To be done:
Extract every line where the string "Short" appears.
======== Dataset records ========
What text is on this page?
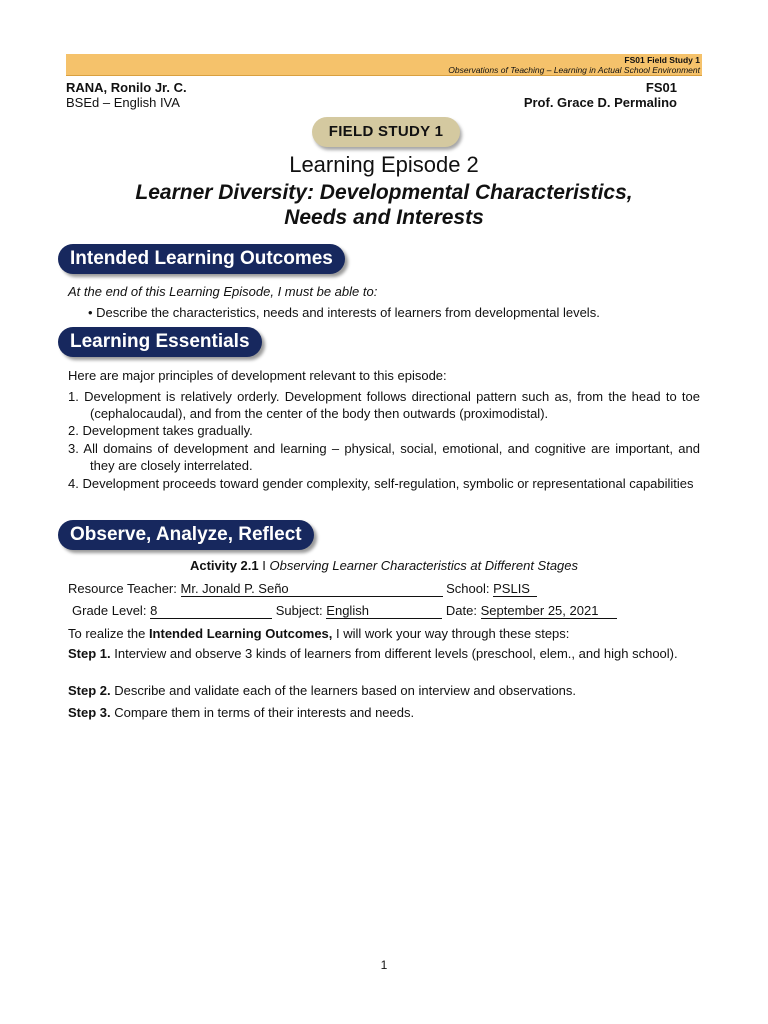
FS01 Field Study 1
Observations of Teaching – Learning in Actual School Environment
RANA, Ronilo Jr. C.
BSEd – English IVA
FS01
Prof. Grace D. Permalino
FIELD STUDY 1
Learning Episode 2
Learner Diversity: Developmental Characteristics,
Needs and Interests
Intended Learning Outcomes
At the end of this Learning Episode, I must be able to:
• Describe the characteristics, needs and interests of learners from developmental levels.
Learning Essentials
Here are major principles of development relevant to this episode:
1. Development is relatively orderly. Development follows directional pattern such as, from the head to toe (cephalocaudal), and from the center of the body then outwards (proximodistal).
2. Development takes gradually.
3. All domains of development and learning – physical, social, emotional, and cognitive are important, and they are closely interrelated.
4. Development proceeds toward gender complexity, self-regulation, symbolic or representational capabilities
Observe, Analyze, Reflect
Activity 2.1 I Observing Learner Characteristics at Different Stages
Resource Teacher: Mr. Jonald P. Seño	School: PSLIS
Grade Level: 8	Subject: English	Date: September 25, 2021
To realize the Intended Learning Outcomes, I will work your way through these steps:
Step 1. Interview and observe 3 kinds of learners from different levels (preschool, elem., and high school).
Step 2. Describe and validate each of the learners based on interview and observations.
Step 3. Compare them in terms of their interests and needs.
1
========
======== Dataset records ========
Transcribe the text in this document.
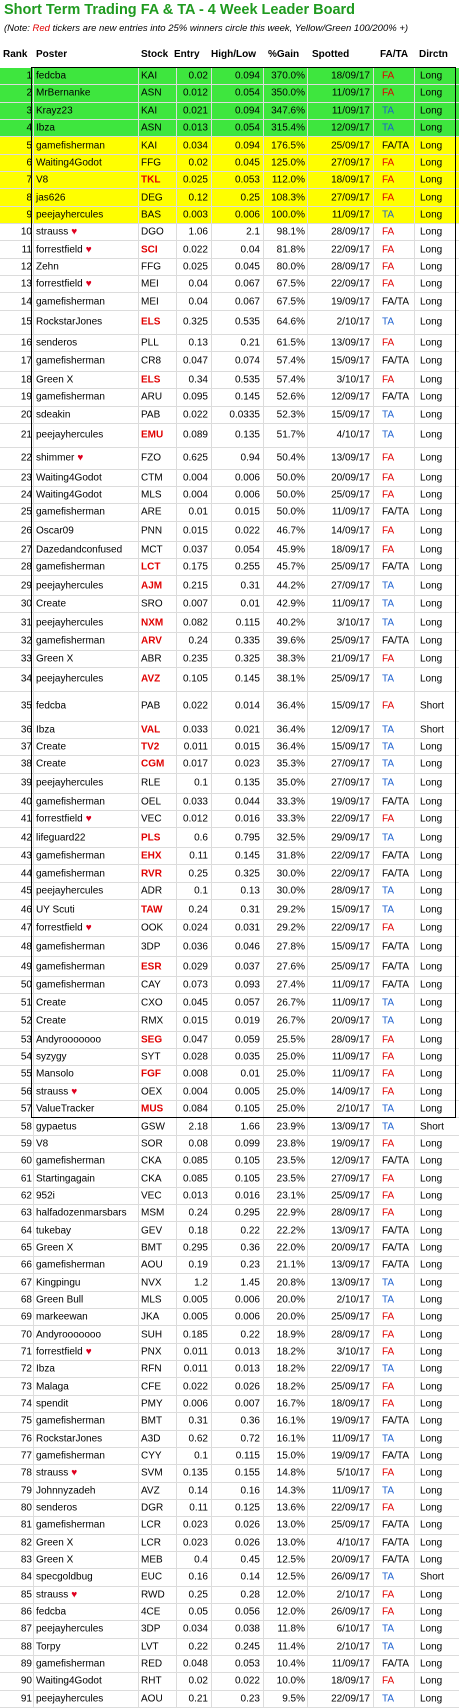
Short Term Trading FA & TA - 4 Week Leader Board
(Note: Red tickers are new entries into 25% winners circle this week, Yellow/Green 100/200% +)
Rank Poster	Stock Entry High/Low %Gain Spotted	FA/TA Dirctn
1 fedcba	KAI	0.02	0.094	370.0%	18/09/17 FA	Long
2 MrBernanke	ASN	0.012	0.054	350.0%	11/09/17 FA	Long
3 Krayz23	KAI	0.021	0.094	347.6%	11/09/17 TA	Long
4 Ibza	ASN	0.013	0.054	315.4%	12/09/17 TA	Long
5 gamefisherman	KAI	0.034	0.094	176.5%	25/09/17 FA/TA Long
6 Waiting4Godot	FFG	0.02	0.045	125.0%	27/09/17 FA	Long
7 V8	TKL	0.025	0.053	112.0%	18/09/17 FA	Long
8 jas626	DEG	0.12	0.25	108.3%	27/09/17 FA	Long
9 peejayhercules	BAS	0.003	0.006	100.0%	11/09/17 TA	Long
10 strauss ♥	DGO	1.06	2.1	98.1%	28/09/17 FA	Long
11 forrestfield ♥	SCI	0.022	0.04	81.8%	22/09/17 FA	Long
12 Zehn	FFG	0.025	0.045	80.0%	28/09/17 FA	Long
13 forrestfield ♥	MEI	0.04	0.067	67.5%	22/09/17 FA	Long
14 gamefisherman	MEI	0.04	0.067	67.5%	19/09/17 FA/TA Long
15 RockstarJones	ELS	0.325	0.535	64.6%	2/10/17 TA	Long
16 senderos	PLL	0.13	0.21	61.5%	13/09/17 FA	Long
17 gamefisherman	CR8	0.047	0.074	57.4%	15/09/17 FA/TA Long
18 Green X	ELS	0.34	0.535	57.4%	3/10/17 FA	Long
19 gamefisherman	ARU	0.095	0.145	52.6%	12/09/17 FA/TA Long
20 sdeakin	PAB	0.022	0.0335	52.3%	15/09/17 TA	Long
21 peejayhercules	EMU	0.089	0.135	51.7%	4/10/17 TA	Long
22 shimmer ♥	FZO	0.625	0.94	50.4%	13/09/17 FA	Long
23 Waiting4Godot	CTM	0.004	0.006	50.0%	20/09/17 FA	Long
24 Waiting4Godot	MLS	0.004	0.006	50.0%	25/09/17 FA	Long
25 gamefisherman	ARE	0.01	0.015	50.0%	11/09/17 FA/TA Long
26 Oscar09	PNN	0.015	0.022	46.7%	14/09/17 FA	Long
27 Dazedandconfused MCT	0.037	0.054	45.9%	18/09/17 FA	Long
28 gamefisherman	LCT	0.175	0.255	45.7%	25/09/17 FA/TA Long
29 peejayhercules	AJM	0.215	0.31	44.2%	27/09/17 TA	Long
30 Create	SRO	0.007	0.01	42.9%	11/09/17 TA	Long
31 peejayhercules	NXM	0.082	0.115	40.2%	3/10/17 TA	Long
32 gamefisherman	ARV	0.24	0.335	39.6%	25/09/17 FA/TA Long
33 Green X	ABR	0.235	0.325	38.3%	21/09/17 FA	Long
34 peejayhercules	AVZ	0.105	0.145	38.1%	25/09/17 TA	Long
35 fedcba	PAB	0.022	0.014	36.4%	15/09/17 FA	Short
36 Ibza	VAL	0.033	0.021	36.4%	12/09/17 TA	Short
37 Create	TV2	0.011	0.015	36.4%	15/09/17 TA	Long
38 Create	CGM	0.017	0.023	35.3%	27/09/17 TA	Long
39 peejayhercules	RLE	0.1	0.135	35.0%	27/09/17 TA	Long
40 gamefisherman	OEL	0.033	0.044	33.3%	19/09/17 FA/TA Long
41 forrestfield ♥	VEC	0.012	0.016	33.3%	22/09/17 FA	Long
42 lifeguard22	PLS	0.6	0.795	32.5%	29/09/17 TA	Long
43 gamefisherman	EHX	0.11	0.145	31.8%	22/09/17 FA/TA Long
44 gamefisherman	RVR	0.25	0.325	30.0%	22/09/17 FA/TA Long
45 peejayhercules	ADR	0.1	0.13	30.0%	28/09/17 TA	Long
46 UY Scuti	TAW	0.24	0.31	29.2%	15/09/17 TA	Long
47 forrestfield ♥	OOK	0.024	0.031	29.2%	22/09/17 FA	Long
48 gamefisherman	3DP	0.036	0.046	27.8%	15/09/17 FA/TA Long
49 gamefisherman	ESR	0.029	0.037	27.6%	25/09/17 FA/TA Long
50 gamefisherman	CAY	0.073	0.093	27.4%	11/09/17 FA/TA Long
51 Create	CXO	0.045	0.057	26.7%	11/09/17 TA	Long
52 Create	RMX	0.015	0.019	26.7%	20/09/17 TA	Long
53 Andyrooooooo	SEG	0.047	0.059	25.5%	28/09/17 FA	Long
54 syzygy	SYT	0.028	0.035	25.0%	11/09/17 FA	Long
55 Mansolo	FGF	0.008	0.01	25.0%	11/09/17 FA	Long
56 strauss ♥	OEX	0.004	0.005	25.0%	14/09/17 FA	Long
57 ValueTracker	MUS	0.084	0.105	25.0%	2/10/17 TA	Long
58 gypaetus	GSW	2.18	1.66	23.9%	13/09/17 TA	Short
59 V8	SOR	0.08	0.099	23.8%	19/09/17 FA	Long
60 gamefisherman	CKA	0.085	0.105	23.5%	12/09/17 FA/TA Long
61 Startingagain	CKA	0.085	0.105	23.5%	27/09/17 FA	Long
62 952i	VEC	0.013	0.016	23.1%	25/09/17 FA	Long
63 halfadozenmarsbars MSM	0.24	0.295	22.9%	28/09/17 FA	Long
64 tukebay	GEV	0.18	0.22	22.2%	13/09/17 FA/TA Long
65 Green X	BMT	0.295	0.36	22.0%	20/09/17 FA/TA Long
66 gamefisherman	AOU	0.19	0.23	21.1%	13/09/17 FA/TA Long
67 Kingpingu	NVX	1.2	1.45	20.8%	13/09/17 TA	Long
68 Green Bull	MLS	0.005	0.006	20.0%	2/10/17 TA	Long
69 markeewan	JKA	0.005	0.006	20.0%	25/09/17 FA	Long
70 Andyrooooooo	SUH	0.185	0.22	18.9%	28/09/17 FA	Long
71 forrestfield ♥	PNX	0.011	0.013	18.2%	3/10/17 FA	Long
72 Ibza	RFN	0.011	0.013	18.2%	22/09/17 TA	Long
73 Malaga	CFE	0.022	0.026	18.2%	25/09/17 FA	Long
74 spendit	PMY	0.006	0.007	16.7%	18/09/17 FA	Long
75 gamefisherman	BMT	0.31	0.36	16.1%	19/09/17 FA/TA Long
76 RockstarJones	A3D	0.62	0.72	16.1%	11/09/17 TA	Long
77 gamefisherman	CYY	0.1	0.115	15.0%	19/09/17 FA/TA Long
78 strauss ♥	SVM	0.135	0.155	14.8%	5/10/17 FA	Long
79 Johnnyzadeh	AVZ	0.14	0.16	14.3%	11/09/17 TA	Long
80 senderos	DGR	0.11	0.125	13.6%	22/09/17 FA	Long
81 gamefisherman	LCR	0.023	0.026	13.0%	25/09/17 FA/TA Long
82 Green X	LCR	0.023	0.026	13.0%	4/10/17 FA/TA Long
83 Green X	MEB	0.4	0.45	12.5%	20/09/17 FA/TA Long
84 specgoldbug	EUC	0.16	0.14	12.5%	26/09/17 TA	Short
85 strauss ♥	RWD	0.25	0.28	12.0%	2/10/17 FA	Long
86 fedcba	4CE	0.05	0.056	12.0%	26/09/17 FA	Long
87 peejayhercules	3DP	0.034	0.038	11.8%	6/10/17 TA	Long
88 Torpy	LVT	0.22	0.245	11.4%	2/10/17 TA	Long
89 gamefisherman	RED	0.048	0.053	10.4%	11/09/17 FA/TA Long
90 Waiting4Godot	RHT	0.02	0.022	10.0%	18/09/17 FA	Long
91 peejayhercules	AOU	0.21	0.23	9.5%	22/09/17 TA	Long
========
Full output:
Short Term Trading FA & TA - 4 Week Leader Board
35 fedcba	PAB	0.022	0.014	36.4%	15/09/17 FA	Short
36 Ibza	VAL	0.033	0.021	36.4%	12/09/17 TA	Short
58 gypaetus	GSW	2.18	1.66	23.9%	13/09/17 TA	Short
84 specgoldbug	EUC	0.16	0.14	12.5%	26/09/17 TA	Short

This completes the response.